WHAT IS BEING ASKED: Restate the whole listing word for word. Pictures are left out.

»»

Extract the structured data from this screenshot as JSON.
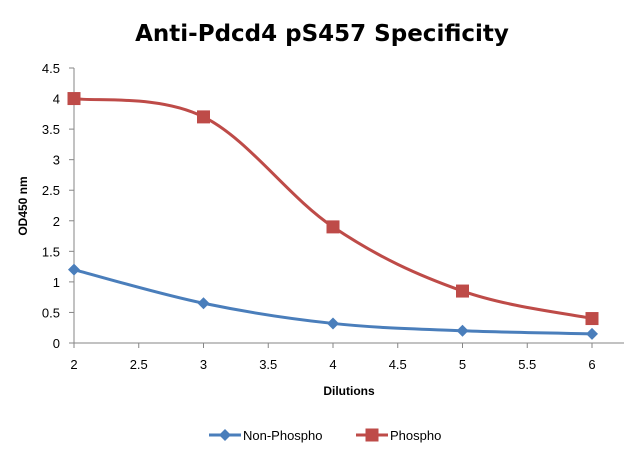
{
  "chart_data": {
    "type": "line",
    "title": "Anti-Pdcd4 pS457 Specificity",
    "xlabel": "Dilutions",
    "ylabel": "OD450 nm",
    "xlim": [
      2,
      6
    ],
    "ylim": [
      0,
      4.5
    ],
    "x_ticks": [
      "2",
      "2.5",
      "3",
      "3.5",
      "4",
      "4.5",
      "5",
      "5.5",
      "6"
    ],
    "y_ticks": [
      "0",
      "0.5",
      "1",
      "1.5",
      "2",
      "2.5",
      "3",
      "3.5",
      "4",
      "4.5"
    ],
    "grid": false,
    "smooth": true,
    "legend_position": "bottom",
    "x": [
      2,
      3,
      4,
      5,
      6
    ],
    "series": [
      {
        "name": "Non-Phospho",
        "color": "#4a7ebb",
        "marker": "diamond",
        "values": [
          1.2,
          0.65,
          0.32,
          0.2,
          0.15
        ]
      },
      {
        "name": "Phospho",
        "color": "#be4b48",
        "marker": "square",
        "values": [
          4.0,
          3.7,
          1.9,
          0.85,
          0.4
        ]
      }
    ]
  }
}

««

RESPONSE:
Extract the structured data from this screenshot as JSON.
{
  "chart_data": {
    "type": "line",
    "title": "Anti-Pdcd4 pS457 Specificity",
    "xlabel": "Dilutions",
    "ylabel": "OD450 nm",
    "xlim": [
      2,
      6
    ],
    "ylim": [
      0,
      4.5
    ],
    "x_ticks": [
      "2",
      "2.5",
      "3",
      "3.5",
      "4",
      "4.5",
      "5",
      "5.5",
      "6"
    ],
    "y_ticks": [
      "0",
      "0.5",
      "1",
      "1.5",
      "2",
      "2.5",
      "3",
      "3.5",
      "4",
      "4.5"
    ],
    "grid": false,
    "smooth": true,
    "legend_position": "bottom",
    "x": [
      2,
      3,
      4,
      5,
      6
    ],
    "series": [
      {
        "name": "Non-Phospho",
        "color": "#4a7ebb",
        "marker": "diamond",
        "values": [
          1.2,
          0.65,
          0.32,
          0.2,
          0.15
        ]
      },
      {
        "name": "Phospho",
        "color": "#be4b48",
        "marker": "square",
        "values": [
          4.0,
          3.7,
          1.9,
          0.85,
          0.4
        ]
      }
    ]
  }
}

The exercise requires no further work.